_Short problem:_ Find the lines below that contain the string "system". Copy each one.

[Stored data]
--------

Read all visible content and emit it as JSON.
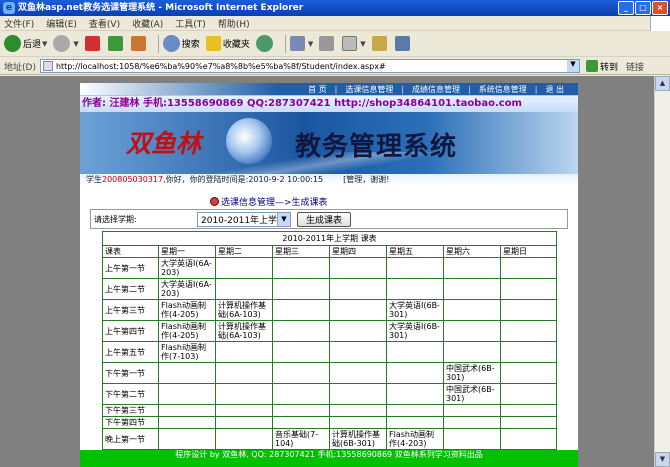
{
  "window": {
    "title": "双鱼林asp.net教务选课管理系统 - Microsoft Internet Explorer"
  },
  "menu": [
    "文件(F)",
    "编辑(E)",
    "查看(V)",
    "收藏(A)",
    "工具(T)",
    "帮助(H)"
  ],
  "toolbar": {
    "back": "后退",
    "search": "搜索",
    "favorites": "收藏夹"
  },
  "address": {
    "label": "地址(D)",
    "url": "http://localhost:1058/%e6%ba%90%e7%a8%8b%e5%ba%8f/Student/index.aspx#",
    "go": "转到",
    "links": "链接"
  },
  "nav": [
    "首 页",
    "选课信息管理",
    "成绩信息管理",
    "系统信息管理",
    "退 出"
  ],
  "author_line": "作者: 汪建林  手机:13558690869 QQ:287307421 http://shop34864101.taobao.com",
  "banner": {
    "brand": "双鱼林",
    "system": "教务管理系统"
  },
  "welcome": {
    "prefix": "学生",
    "id": "200805030317",
    "text": ",你好，你的登陆时间是:2010-9-2 10:00:15",
    "tip": "[管理，谢谢!"
  },
  "breadcrumb": "选课信息管理—>生成课表",
  "semester": {
    "label": "请选择学期:",
    "value": "2010-2011年上学期",
    "button": "生成课表"
  },
  "schedule": {
    "caption": "2010-2011年上学期 课表",
    "headers": [
      "课表",
      "星期一",
      "星期二",
      "星期三",
      "星期四",
      "星期五",
      "星期六",
      "星期日"
    ],
    "rows": [
      [
        "上午第一节",
        "大学英语I(6A-203)",
        "",
        "",
        "",
        "",
        "",
        ""
      ],
      [
        "上午第二节",
        "大学英语I(6A-203)",
        "",
        "",
        "",
        "",
        "",
        ""
      ],
      [
        "上午第三节",
        "Flash动画制作(4-205)",
        "计算机操作基础(6A-103)",
        "",
        "",
        "大学英语I(6B-301)",
        "",
        ""
      ],
      [
        "上午第四节",
        "Flash动画制作(4-205)",
        "计算机操作基础(6A-103)",
        "",
        "",
        "大学英语I(6B-301)",
        "",
        ""
      ],
      [
        "上午第五节",
        "Flash动画制作(7-103)",
        "",
        "",
        "",
        "",
        "",
        ""
      ],
      [
        "下午第一节",
        "",
        "",
        "",
        "",
        "",
        "中国武术(6B-301)",
        ""
      ],
      [
        "下午第二节",
        "",
        "",
        "",
        "",
        "",
        "中国武术(6B-301)",
        ""
      ],
      [
        "下午第三节",
        "",
        "",
        "",
        "",
        "",
        "",
        ""
      ],
      [
        "下午第四节",
        "",
        "",
        "",
        "",
        "",
        "",
        ""
      ],
      [
        "晚上第一节",
        "",
        "",
        "音乐基础(7-104)",
        "计算机操作基础(6B-301)",
        "Flash动画制作(4-203)",
        "",
        ""
      ]
    ]
  },
  "footer": "程序设计 by 双鱼林, QQ: 287307421 手机:13558690869 双鱼林系列学习资料出品"
}
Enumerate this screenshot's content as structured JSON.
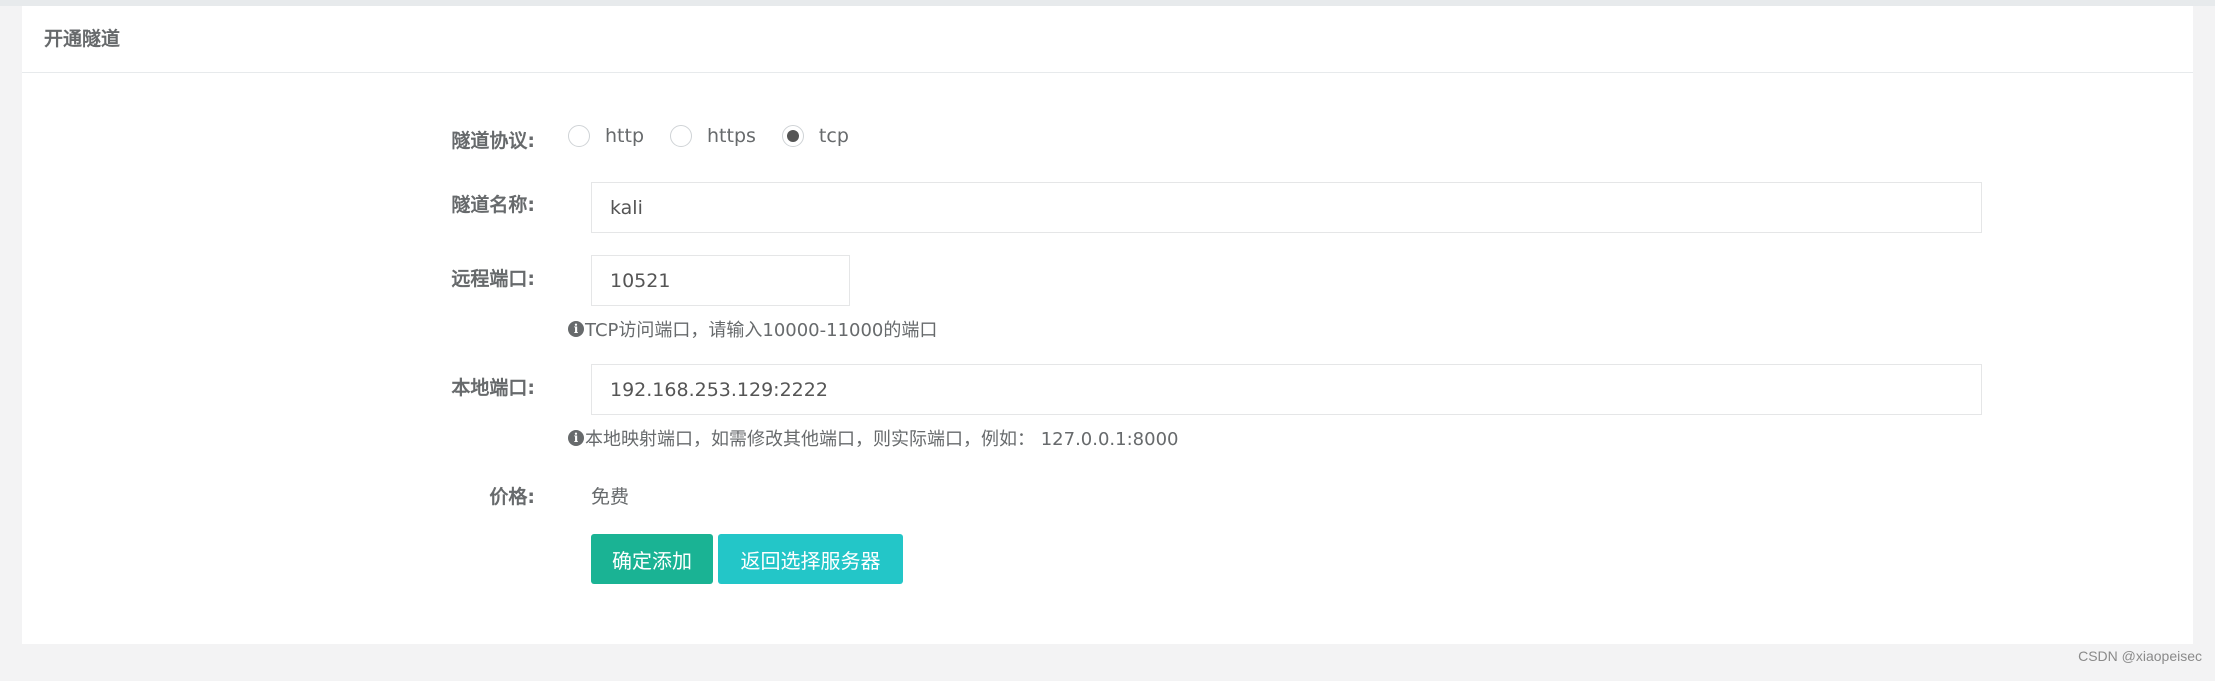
{
  "panel": {
    "title": "开通隧道"
  },
  "form": {
    "protocol": {
      "label": "隧道协议:",
      "options": [
        "http",
        "https",
        "tcp"
      ],
      "selected": "tcp"
    },
    "name": {
      "label": "隧道名称:",
      "value": "kali"
    },
    "remote_port": {
      "label": "远程端口:",
      "value": "10521",
      "help": "TCP访问端口，请输入10000-11000的端口"
    },
    "local_port": {
      "label": "本地端口:",
      "value": "192.168.253.129:2222",
      "help": "本地映射端口，如需修改其他端口，则实际端口，例如： 127.0.0.1:8000"
    },
    "price": {
      "label": "价格:",
      "value": "免费"
    }
  },
  "buttons": {
    "confirm": "确定添加",
    "back": "返回选择服务器"
  },
  "watermark": "CSDN @xiaopeisec",
  "icons": {
    "help": "info-circle-icon"
  },
  "colors": {
    "primary": "#1ab394",
    "info": "#23c6c8",
    "text": "#676a6c"
  }
}
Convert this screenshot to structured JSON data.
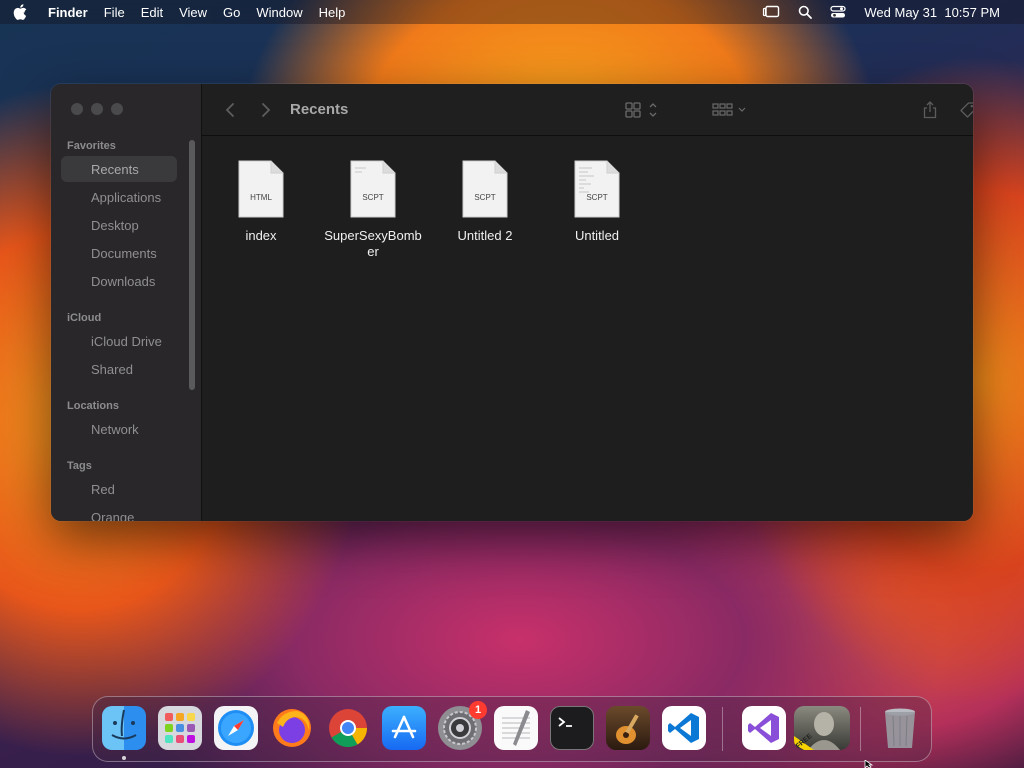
{
  "menubar": {
    "app_name": "Finder",
    "items": [
      "File",
      "Edit",
      "View",
      "Go",
      "Window",
      "Help"
    ],
    "datetime": "Wed May 31  10:57 PM"
  },
  "window": {
    "title": "Recents",
    "sidebar": {
      "favorites_header": "Favorites",
      "favorites": [
        "Recents",
        "Applications",
        "Desktop",
        "Documents",
        "Downloads"
      ],
      "icloud_header": "iCloud",
      "icloud": [
        "iCloud Drive",
        "Shared"
      ],
      "locations_header": "Locations",
      "locations": [
        "Network"
      ],
      "tags_header": "Tags",
      "tags": [
        "Red",
        "Orange"
      ]
    },
    "files": [
      {
        "name": "index",
        "type": "HTML"
      },
      {
        "name": "SuperSexyBomber",
        "type": "SCPT"
      },
      {
        "name": "Untitled 2",
        "type": "SCPT"
      },
      {
        "name": "Untitled",
        "type": "SCPT"
      }
    ]
  },
  "dock": {
    "apps": [
      "finder-icon",
      "launchpad-icon",
      "safari-icon",
      "firefox-icon",
      "chrome-icon",
      "app-store-icon",
      "system-settings-icon",
      "textedit-icon",
      "terminal-icon",
      "garageband-icon",
      "vscode-icon",
      "visual-studio-icon",
      "free-app-icon",
      "trash-icon"
    ],
    "settings_badge": "1",
    "free_label": "FREE"
  },
  "colors": {
    "window_bg": "#1e1e1e",
    "sidebar_bg": "#2a282c",
    "selected_item": "#3a3a3c",
    "badge": "#ff3b30"
  }
}
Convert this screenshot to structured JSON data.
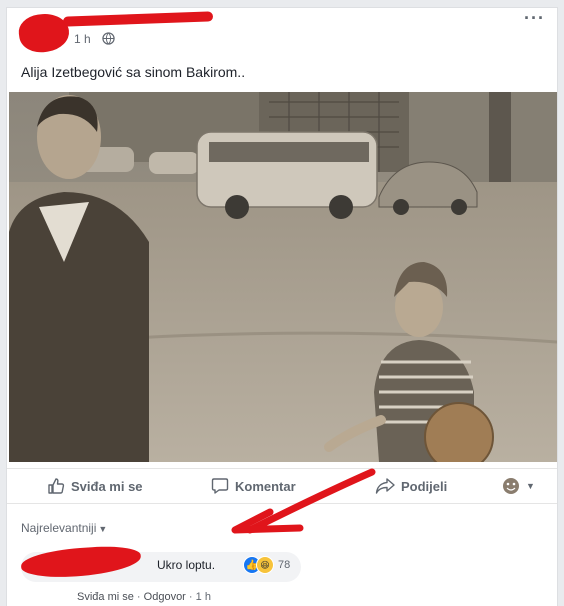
{
  "post": {
    "time": "1 h",
    "text": "Alija Izetbegović sa sinom Bakirom.."
  },
  "actions": {
    "like": "Sviđa mi se",
    "comment": "Komentar",
    "share": "Podijeli"
  },
  "sort": {
    "label": "Najrelevantniji"
  },
  "comment": {
    "text": "Ukro loptu.",
    "reaction_count": "78",
    "like": "Sviđa mi se",
    "separator": "·",
    "reply": "Odgovor",
    "time": "1 h"
  },
  "colors": {
    "redaction": "#e0151b",
    "facebook_blue": "#1877f2",
    "muted": "#616770"
  },
  "icons": [
    "globe-icon",
    "more-icon",
    "thumbs-up-icon",
    "comment-icon",
    "share-icon",
    "emoji-icon"
  ]
}
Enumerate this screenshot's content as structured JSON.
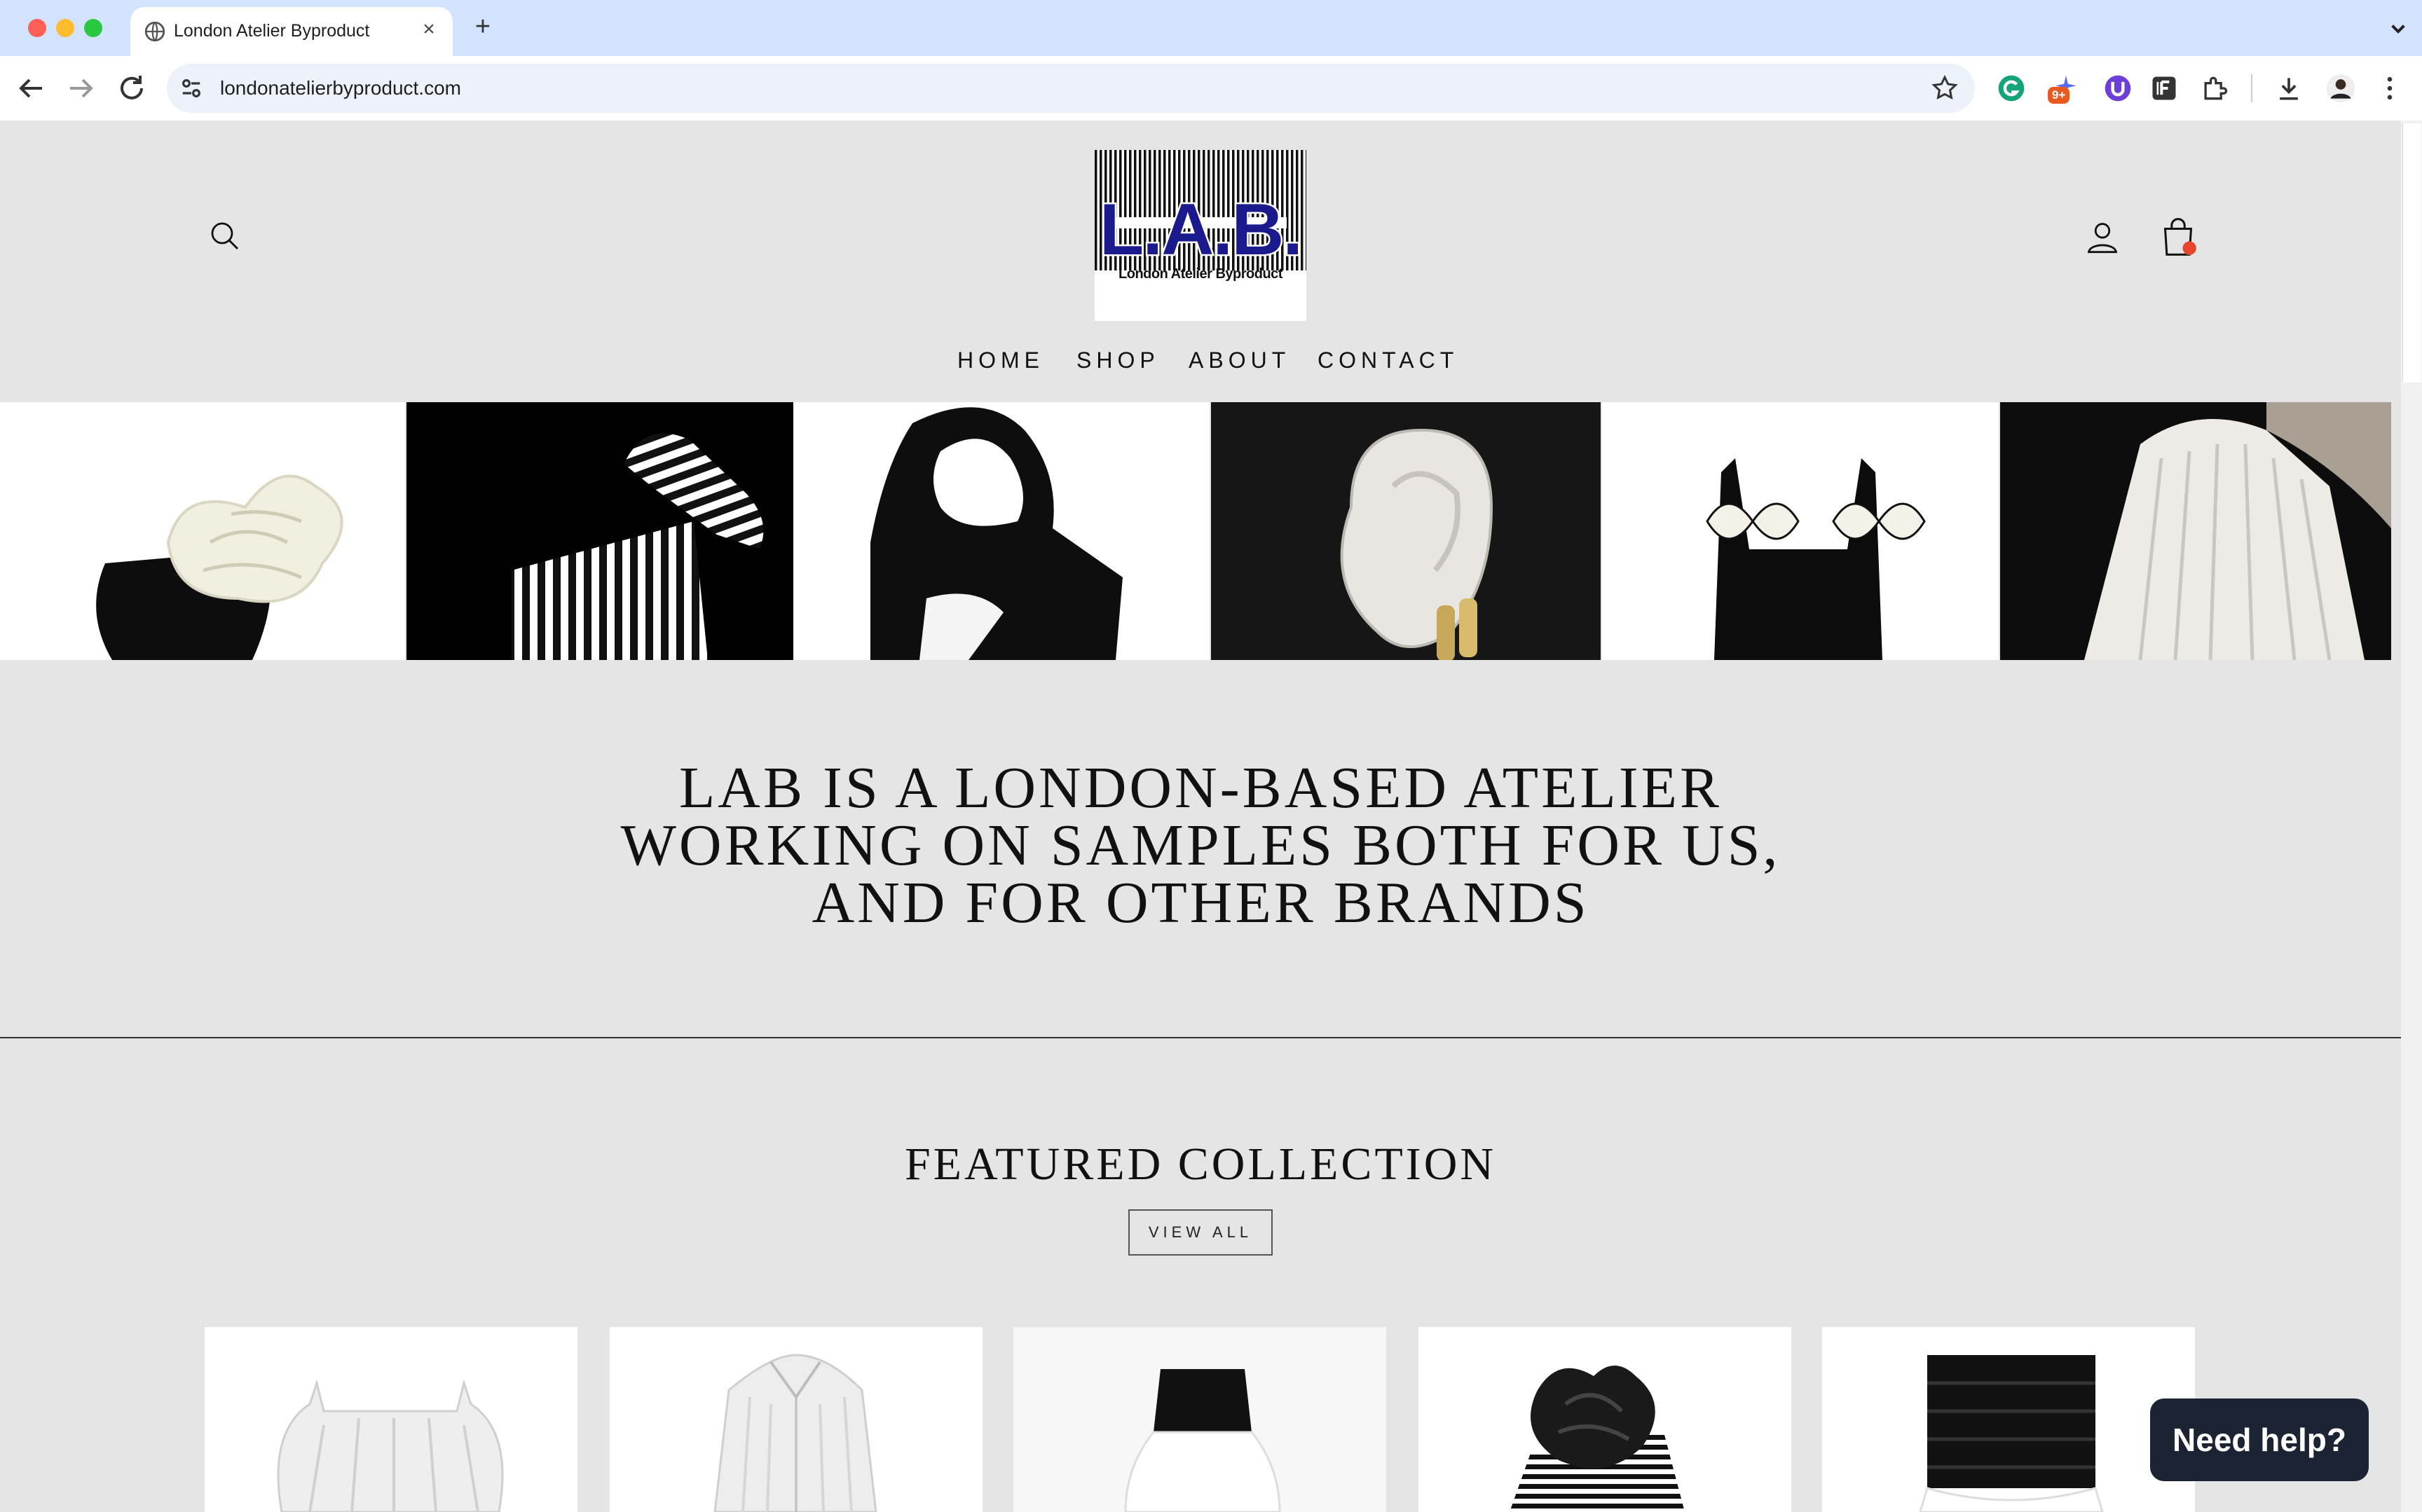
{
  "browser": {
    "tab_title": "London Atelier Byproduct",
    "url": "londonatelierbyproduct.com",
    "extension_badge": "9+"
  },
  "site": {
    "logo": {
      "letters": "L.A.B.",
      "subtitle": "London Atelier Byproduct"
    },
    "nav": [
      {
        "label": "HOME"
      },
      {
        "label": "SHOP"
      },
      {
        "label": "ABOUT"
      },
      {
        "label": "CONTACT"
      }
    ],
    "tagline": {
      "line1": "LAB IS A LONDON-BASED ATELIER",
      "line2": "WORKING ON SAMPLES BOTH FOR US,",
      "line3": "AND FOR OTHER BRANDS"
    },
    "featured": {
      "title": "FEATURED COLLECTION",
      "view_all": "VIEW ALL"
    },
    "chat": {
      "label": "Need help?"
    }
  },
  "colors": {
    "page_bg": "#e5e5e5",
    "logo_text": "#1a1a8c",
    "chat_bg": "#1c2333",
    "cart_dot": "#e8452c"
  }
}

--------

_Output of the exercise:_
    "system": "教务管理系统"
      "system-settings-icon",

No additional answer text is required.